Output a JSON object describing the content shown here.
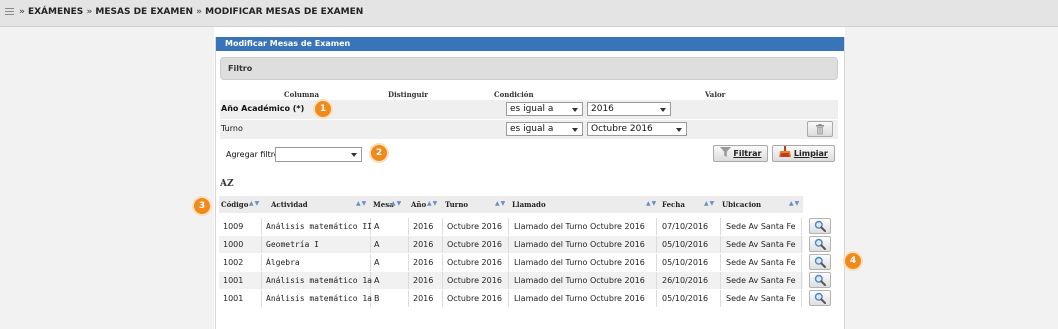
{
  "breadcrumb": {
    "separator": "»",
    "items": [
      "EXÁMENES",
      "MESAS DE EXAMEN",
      "MODIFICAR MESAS DE EXAMEN"
    ]
  },
  "panel": {
    "title": "Modificar Mesas de Examen"
  },
  "filter": {
    "title": "Filtro",
    "headers": {
      "column": "Columna",
      "distinguish": "Distinguir",
      "condition": "Condición",
      "value": "Valor"
    },
    "rows": [
      {
        "label": "Año Académico (*)",
        "condition": "es igual a",
        "value": "2016"
      },
      {
        "label": "Turno",
        "condition": "es igual a",
        "value": "Octubre 2016"
      }
    ],
    "add_filter_label": "Agregar filtro",
    "add_filter_value": "",
    "filter_button": "Filtrar",
    "clear_button": "Limpiar"
  },
  "sort_icon_label": "AZ",
  "table": {
    "columns": [
      "Código",
      "Actividad",
      "Mesa",
      "Año",
      "Turno",
      "Llamado",
      "Fecha",
      "Ubicacion"
    ],
    "rows": [
      [
        "1009",
        "Análisis matemático II",
        "A",
        "2016",
        "Octubre 2016",
        "Llamado del Turno Octubre 2016",
        "07/10/2016",
        "Sede Av Santa Fe"
      ],
      [
        "1000",
        "Geometría I",
        "A",
        "2016",
        "Octubre 2016",
        "Llamado del Turno Octubre 2016",
        "05/10/2016",
        "Sede Av Santa Fe"
      ],
      [
        "1002",
        "Álgebra",
        "A",
        "2016",
        "Octubre 2016",
        "Llamado del Turno Octubre 2016",
        "05/10/2016",
        "Sede Av Santa Fe"
      ],
      [
        "1001",
        "Análisis matemático 1a",
        "A",
        "2016",
        "Octubre 2016",
        "Llamado del Turno Octubre 2016",
        "26/10/2016",
        "Sede Av Santa Fe"
      ],
      [
        "1001",
        "Análisis matemático 1a",
        "B",
        "2016",
        "Octubre 2016",
        "Llamado del Turno Octubre 2016",
        "05/10/2016",
        "Sede Av Santa Fe"
      ]
    ]
  },
  "badges": [
    "1",
    "2",
    "3",
    "4"
  ],
  "icons": {
    "menu": "menu-icon",
    "delete": "trash-icon",
    "filter": "funnel-icon",
    "clear": "broom-icon",
    "view": "magnifier-icon",
    "sort": "sort-arrows-icon"
  },
  "colors": {
    "panel_header": "#3973b8",
    "badge": "#f08a1c",
    "sort_arrow": "#6b8fbf"
  }
}
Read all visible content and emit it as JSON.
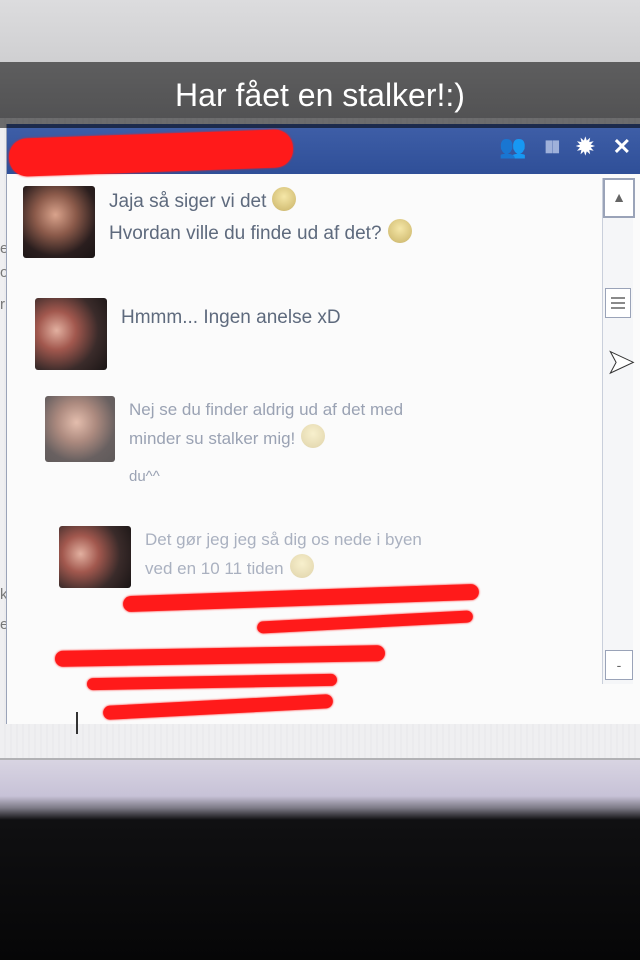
{
  "snap_caption": "Har fået en stalker!:)",
  "left_panel": {
    "fragments": [
      "er",
      "ol",
      "r d",
      "klar",
      "en -."
    ]
  },
  "chat": {
    "header_icons": [
      "add-friend-icon",
      "video-icon",
      "gear-icon",
      "close-icon"
    ],
    "messages": [
      {
        "lines": [
          "Jaja så siger vi det",
          "Hvordan ville du finde ud af det?"
        ],
        "emoji": [
          "smiley-icon",
          "smiley-icon"
        ]
      },
      {
        "lines": [
          "Hmmm... Ingen anelse xD"
        ]
      },
      {
        "lines": [
          "Nej se du finder aldrig ud af det med",
          "minder su stalker mig!",
          "du^^"
        ],
        "emoji": [
          "smiley-icon"
        ]
      },
      {
        "lines": [
          "Det gør jeg jeg så dig os nede i byen",
          "ved en 10 11 tiden"
        ],
        "emoji": [
          "smiley-icon"
        ]
      }
    ],
    "glyphs": {
      "scroll_up": "▲",
      "scroll_down": "-",
      "add_friend": "👥",
      "video": "▮▮",
      "gear": "✹",
      "close": "✕",
      "cursor": "➤"
    }
  }
}
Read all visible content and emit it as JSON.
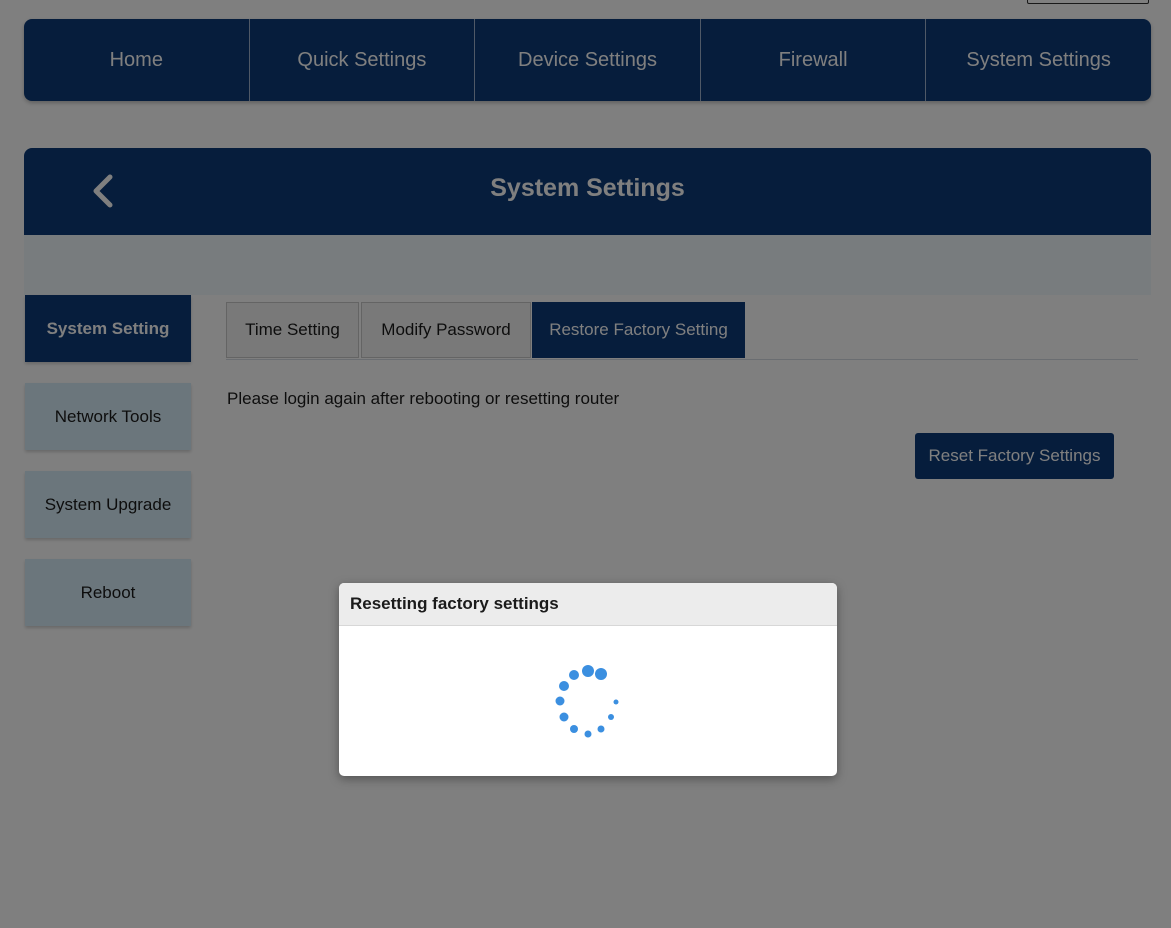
{
  "nav": {
    "items": [
      {
        "label": "Home"
      },
      {
        "label": "Quick Settings"
      },
      {
        "label": "Device Settings"
      },
      {
        "label": "Firewall"
      },
      {
        "label": "System Settings"
      }
    ]
  },
  "panel": {
    "title": "System Settings"
  },
  "sidebar": {
    "items": [
      {
        "label": "System Setting",
        "active": true
      },
      {
        "label": "Network Tools",
        "active": false
      },
      {
        "label": "System Upgrade",
        "active": false
      },
      {
        "label": "Reboot",
        "active": false
      }
    ]
  },
  "tabs": {
    "items": [
      {
        "label": "Time Setting",
        "active": false
      },
      {
        "label": "Modify Password",
        "active": false
      },
      {
        "label": "Restore Factory Setting",
        "active": true
      }
    ]
  },
  "content": {
    "notice": "Please login again after rebooting or resetting router",
    "reset_button": "Reset Factory Settings"
  },
  "dialog": {
    "title": "Resetting factory settings",
    "indicator": "loading-spinner-icon"
  },
  "colors": {
    "primary": "#0d3a78",
    "sidebar_inactive": "#d7ecf8",
    "spinner": "#3b8fe0"
  }
}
============================================================
Gather and copy every line of the data in which the string "content" is found.

Output a JSON object describing the content shown here.
Read all visible content and emit it as JSON.
Read all visible content and emit it as JSON.
  "content": {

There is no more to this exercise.